▶ [SET TASK] Please give the data below again in full, exactly as it stands.
══ MATERIAL SHOWN ══
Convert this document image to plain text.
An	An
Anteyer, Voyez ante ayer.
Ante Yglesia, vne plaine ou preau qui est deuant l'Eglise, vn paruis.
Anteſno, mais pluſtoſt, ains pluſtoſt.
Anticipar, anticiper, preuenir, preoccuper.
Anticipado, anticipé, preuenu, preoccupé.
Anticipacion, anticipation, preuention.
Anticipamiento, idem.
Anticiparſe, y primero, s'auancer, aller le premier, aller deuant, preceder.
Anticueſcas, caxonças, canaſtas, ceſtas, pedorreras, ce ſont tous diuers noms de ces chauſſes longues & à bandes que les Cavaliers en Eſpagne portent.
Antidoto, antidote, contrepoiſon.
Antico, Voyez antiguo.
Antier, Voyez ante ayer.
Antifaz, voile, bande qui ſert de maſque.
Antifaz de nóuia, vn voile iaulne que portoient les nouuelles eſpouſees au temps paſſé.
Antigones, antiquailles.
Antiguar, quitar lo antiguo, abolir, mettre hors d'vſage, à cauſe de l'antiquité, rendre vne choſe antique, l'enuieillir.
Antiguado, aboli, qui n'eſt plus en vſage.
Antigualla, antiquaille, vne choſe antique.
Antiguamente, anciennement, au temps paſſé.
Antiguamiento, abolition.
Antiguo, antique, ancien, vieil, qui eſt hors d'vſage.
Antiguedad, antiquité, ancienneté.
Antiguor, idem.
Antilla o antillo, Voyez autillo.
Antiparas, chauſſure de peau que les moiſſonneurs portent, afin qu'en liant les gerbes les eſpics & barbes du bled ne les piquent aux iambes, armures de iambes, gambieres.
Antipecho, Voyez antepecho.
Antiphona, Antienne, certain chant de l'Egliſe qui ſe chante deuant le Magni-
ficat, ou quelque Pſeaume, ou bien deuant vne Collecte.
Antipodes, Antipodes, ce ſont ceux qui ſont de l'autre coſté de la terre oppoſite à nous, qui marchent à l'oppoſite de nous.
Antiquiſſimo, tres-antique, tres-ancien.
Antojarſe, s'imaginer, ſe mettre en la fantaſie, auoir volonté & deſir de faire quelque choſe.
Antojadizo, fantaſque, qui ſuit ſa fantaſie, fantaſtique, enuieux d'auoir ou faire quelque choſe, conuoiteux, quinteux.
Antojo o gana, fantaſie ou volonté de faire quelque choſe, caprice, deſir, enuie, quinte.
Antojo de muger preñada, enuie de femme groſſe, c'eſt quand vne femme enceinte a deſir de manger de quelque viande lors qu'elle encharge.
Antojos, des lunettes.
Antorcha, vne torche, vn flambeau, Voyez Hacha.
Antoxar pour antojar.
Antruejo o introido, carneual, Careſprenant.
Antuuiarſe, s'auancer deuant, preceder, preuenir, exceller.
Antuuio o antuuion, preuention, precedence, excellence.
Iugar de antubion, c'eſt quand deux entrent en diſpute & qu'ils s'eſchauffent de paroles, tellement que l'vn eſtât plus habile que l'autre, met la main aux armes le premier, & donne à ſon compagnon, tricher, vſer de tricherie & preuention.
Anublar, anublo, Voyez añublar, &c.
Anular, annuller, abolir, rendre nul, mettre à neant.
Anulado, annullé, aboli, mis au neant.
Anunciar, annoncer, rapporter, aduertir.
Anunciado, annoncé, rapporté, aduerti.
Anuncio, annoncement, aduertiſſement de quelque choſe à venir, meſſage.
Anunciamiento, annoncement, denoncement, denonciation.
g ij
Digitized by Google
═══
▶ [FULL SOLUTION]
Convert this document image to plain text.
An	An
Anteyer, Voyez ante ayer.
Ante Yglesia, vne plaine ou preau qui est deuant l'Eglise, vn paruis.
Anteſno, mais pluſtoſt, ains pluſtoſt.
Anticipar, anticiper, preuenir, preoccuper.
Anticipado, anticipé, preuenu, preoccupé.
Anticipacion, anticipation, preuention.
Anticipamiento, idem.
Anticiparſe, y primero, s'auancer, aller le premier, aller deuant, preceder.
Anticueſcas, caxonças, canaſtas, ceſtas, pedorreras, ce ſont tous diuers noms de ces chauſſes longues & à bandes que les Cavaliers en Eſpagne portent.
Antidoto, antidote, contrepoiſon.
Antico, Voyez antiguo.
Antier, Voyez ante ayer.
Antifaz, voile, bande qui ſert de maſque.
Antifaz de nóuia, vn voile iaulne que portoient les nouuelles eſpouſees au temps paſſé.
Antigones, antiquailles.
Antiguar, quitar lo antiguo, abolir, mettre hors d'vſage, à cauſe de l'antiquité, rendre vne choſe antique, l'enuieillir.
Antiguado, aboli, qui n'eſt plus en vſage.
Antigualla, antiquaille, vne choſe antique.
Antiguamente, anciennement, au temps paſſé.
Antiguamiento, abolition.
Antiguo, antique, ancien, vieil, qui eſt hors d'vſage.
Antiguedad, antiquité, ancienneté.
Antiguor, idem.
Antilla o antillo, Voyez autillo.
Antiparas, chauſſure de peau que les moiſſonneurs portent, afin qu'en liant les gerbes les eſpics & barbes du bled ne les piquent aux iambes, armures de iambes, gambieres.
Antipecho, Voyez antepecho.
Antiphona, Antienne, certain chant de l'Egliſe qui ſe chante deuant le Magni-
ficat, ou quelque Pſeaume, ou bien deuant vne Collecte.
Antipodes, Antipodes, ce ſont ceux qui ſont de l'autre coſté de la terre oppoſite à nous, qui marchent à l'oppoſite de nous.
Antiquiſſimo, tres-antique, tres-ancien.
Antojarſe, s'imaginer, ſe mettre en la fantaſie, auoir volonté & deſir de faire quelque choſe.
Antojadizo, fantaſque, qui ſuit ſa fantaſie, fantaſtique, enuieux d'auoir ou faire quelque choſe, conuoiteux, quinteux.
Antojo o gana, fantaſie ou volonté de faire quelque choſe, caprice, deſir, enuie, quinte.
Antojo de muger preñada, enuie de femme groſſe, c'eſt quand vne femme enceinte a deſir de manger de quelque viande lors qu'elle encharge.
Antojos, des lunettes.
Antorcha, vne torche, vn flambeau, Voyez Hacha.
Antoxar pour antojar.
Antruejo o introido, carneual, Careſprenant.
Antuuiarſe, s'auancer deuant, preceder, preuenir, exceller.
Antuuio o antuuion, preuention, precedence, excellence.
Iugar de antubion, c'eſt quand deux entrent en diſpute & qu'ils s'eſchauffent de paroles, tellement que l'vn eſtât plus habile que l'autre, met la main aux armes le premier, & donne à ſon compagnon, tricher, vſer de tricherie & preuention.
Anublar, anublo, Voyez añublar, &c.
Anular, annuller, abolir, rendre nul, mettre à neant.
Anulado, annullé, aboli, mis au neant.
Anunciar, annoncer, rapporter, aduertir.
Anunciado, annoncé, rapporté, aduerti.
Anuncio, annoncement, aduertiſſement de quelque choſe à venir, meſſage.
Anunciamiento, annoncement, denoncement, denonciation.
g ij
Digitized by Google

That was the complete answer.